Write out the whole listing again, exactly.

══ INPUT DATA ══

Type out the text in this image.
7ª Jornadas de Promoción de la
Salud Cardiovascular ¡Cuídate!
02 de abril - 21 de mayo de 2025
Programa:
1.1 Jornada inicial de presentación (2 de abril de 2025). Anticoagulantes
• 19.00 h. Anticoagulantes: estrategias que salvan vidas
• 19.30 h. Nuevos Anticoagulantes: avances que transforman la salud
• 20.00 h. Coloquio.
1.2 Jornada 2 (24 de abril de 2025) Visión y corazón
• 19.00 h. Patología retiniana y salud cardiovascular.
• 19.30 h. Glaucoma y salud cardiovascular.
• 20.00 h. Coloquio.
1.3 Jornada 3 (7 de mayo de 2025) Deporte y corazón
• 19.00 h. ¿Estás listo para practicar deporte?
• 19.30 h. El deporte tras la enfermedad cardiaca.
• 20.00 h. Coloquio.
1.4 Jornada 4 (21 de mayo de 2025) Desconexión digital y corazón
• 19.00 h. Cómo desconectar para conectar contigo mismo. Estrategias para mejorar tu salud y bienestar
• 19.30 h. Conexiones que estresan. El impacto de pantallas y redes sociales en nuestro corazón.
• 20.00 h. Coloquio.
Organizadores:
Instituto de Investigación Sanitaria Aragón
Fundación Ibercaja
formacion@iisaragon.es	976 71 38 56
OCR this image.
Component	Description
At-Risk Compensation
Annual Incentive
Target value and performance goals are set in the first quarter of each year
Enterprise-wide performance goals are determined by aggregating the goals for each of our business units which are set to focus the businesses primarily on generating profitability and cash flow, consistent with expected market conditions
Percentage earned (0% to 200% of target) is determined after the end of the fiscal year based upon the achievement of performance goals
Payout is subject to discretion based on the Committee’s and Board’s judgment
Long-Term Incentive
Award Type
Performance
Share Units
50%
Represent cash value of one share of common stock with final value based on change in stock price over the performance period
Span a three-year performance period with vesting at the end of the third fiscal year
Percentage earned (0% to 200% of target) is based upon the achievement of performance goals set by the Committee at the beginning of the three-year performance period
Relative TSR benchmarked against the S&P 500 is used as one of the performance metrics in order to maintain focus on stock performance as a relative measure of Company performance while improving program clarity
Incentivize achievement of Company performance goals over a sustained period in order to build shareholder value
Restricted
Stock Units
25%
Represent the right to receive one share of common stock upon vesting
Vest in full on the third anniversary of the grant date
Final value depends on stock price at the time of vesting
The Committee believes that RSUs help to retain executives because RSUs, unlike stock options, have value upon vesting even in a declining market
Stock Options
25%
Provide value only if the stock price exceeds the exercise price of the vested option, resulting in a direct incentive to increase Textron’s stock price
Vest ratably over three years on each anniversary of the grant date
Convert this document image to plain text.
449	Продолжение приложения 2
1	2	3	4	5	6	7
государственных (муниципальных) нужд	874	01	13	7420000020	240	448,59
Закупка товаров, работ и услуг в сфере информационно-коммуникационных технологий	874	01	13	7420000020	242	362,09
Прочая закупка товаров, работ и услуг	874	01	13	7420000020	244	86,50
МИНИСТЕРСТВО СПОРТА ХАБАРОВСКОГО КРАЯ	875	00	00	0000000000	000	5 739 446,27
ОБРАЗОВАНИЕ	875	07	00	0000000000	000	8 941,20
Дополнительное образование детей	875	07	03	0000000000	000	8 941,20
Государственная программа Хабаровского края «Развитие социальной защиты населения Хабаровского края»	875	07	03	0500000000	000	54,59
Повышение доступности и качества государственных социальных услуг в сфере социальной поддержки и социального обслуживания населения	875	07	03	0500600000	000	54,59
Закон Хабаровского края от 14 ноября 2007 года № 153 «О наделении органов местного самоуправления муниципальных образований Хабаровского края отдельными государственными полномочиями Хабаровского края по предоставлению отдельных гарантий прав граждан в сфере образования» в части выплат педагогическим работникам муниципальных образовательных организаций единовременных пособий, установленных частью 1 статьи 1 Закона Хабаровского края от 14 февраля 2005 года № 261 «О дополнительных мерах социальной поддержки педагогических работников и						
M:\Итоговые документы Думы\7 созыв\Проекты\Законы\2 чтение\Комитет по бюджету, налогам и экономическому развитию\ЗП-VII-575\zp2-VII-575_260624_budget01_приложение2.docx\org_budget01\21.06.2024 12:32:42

═══

* FINAL ANSWER
Type out the text in this image.
7ª Jornadas de Promoción de la
Salud Cardiovascular ¡Cuídate!
02 de abril - 21 de mayo de 2025
Programa:
1.1 Jornada inicial de presentación (2 de abril de 2025). Anticoagulantes
• 19.00 h. Anticoagulantes: estrategias que salvan vidas
• 19.30 h. Nuevos Anticoagulantes: avances que transforman la salud
• 20.00 h. Coloquio.
1.2 Jornada 2 (24 de abril de 2025) Visión y corazón
• 19.00 h. Patología retiniana y salud cardiovascular.
• 19.30 h. Glaucoma y salud cardiovascular.
• 20.00 h. Coloquio.
1.3 Jornada 3 (7 de mayo de 2025) Deporte y corazón
• 19.00 h. ¿Estás listo para practicar deporte?
• 19.30 h. El deporte tras la enfermedad cardiaca.
• 20.00 h. Coloquio.
1.4 Jornada 4 (21 de mayo de 2025) Desconexión digital y corazón
• 19.00 h. Cómo desconectar para conectar contigo mismo. Estrategias para mejorar tu salud y bienestar
• 19.30 h. Conexiones que estresan. El impacto de pantallas y redes sociales en nuestro corazón.
• 20.00 h. Coloquio.
Organizadores:
Instituto de Investigación Sanitaria Aragón
Fundación Ibercaja
formacion@iisaragon.es	976 71 38 56
OCR this image.
Component	Description
At-Risk Compensation
Annual Incentive
Target value and performance goals are set in the first quarter of each year
Enterprise-wide performance goals are determined by aggregating the goals for each of our business units which are set to focus the businesses primarily on generating profitability and cash flow, consistent with expected market conditions
Percentage earned (0% to 200% of target) is determined after the end of the fiscal year based upon the achievement of performance goals
Payout is subject to discretion based on the Committee’s and Board’s judgment
Long-Term Incentive
Award Type
Performance
Share Units
50%
Represent cash value of one share of common stock with final value based on change in stock price over the performance period
Span a three-year performance period with vesting at the end of the third fiscal year
Percentage earned (0% to 200% of target) is based upon the achievement of performance goals set by the Committee at the beginning of the three-year performance period
Relative TSR benchmarked against the S&P 500 is used as one of the performance metrics in order to maintain focus on stock performance as a relative measure of Company performance while improving program clarity
Incentivize achievement of Company performance goals over a sustained period in order to build shareholder value
Restricted
Stock Units
25%
Represent the right to receive one share of common stock upon vesting
Vest in full on the third anniversary of the grant date
Final value depends on stock price at the time of vesting
The Committee believes that RSUs help to retain executives because RSUs, unlike stock options, have value upon vesting even in a declining market
Stock Options
25%
Provide value only if the stock price exceeds the exercise price of the vested option, resulting in a direct incentive to increase Textron’s stock price
Vest ratably over three years on each anniversary of the grant date
Convert this document image to plain text.
449	Продолжение приложения 2
1	2	3	4	5	6	7
государственных (муниципальных) нужд	874	01	13	7420000020	240	448,59
Закупка товаров, работ и услуг в сфере информационно-коммуникационных технологий	874	01	13	7420000020	242	362,09
Прочая закупка товаров, работ и услуг	874	01	13	7420000020	244	86,50
МИНИСТЕРСТВО СПОРТА ХАБАРОВСКОГО КРАЯ	875	00	00	0000000000	000	5 739 446,27
ОБРАЗОВАНИЕ	875	07	00	0000000000	000	8 941,20
Дополнительное образование детей	875	07	03	0000000000	000	8 941,20
Государственная программа Хабаровского края «Развитие социальной защиты населения Хабаровского края»	875	07	03	0500000000	000	54,59
Повышение доступности и качества государственных социальных услуг в сфере социальной поддержки и социального обслуживания населения	875	07	03	0500600000	000	54,59
Закон Хабаровского края от 14 ноября 2007 года № 153 «О наделении органов местного самоуправления муниципальных образований Хабаровского края отдельными государственными полномочиями Хабаровского края по предоставлению отдельных гарантий прав граждан в сфере образования» в части выплат педагогическим работникам муниципальных образовательных организаций единовременных пособий, установленных частью 1 статьи 1 Закона Хабаровского края от 14 февраля 2005 года № 261 «О дополнительных мерах социальной поддержки педагогических работников и						
M:\Итоговые документы Думы\7 созыв\Проекты\Законы\2 чтение\Комитет по бюджету, налогам и экономическому развитию\ЗП-VII-575\zp2-VII-575_260624_budget01_приложение2.docx\org_budget01\21.06.2024 12:32:42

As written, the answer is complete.